Exercise instructions: Reproduce each line that includes the word "this".

Material shown:

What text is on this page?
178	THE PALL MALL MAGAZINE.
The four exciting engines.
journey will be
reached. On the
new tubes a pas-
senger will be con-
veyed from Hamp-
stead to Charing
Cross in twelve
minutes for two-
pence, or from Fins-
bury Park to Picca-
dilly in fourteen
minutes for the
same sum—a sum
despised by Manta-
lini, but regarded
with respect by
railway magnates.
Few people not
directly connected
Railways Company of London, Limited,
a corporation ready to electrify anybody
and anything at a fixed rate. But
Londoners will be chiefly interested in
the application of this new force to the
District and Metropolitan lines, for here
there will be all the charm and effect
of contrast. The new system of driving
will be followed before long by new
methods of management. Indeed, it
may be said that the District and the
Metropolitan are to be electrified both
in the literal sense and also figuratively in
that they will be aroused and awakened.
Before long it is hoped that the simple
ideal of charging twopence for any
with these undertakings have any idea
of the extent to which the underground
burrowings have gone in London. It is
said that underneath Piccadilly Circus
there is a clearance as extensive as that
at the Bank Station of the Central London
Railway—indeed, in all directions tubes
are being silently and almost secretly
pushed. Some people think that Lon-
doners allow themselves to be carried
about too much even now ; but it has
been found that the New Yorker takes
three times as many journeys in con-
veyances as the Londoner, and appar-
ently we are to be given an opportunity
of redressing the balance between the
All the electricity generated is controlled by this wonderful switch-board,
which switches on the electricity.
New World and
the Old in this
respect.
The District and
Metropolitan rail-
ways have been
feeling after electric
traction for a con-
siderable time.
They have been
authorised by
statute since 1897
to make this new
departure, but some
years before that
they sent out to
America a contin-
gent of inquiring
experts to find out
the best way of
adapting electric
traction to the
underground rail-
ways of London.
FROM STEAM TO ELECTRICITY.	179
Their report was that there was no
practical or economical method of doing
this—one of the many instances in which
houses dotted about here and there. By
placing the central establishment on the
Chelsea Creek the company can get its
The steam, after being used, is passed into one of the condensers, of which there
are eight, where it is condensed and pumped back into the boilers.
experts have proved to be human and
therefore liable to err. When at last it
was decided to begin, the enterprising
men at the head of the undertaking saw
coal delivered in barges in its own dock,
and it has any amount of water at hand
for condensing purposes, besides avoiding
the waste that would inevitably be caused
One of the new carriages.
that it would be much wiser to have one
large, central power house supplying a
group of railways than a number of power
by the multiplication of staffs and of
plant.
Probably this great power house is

Full solution:
What text is on this page?
the application of this new force to the
All the electricity generated is controlled by this wonderful switch-board,
the Old in this
to make this new
this—one of the many instances in which
Probably this great power house is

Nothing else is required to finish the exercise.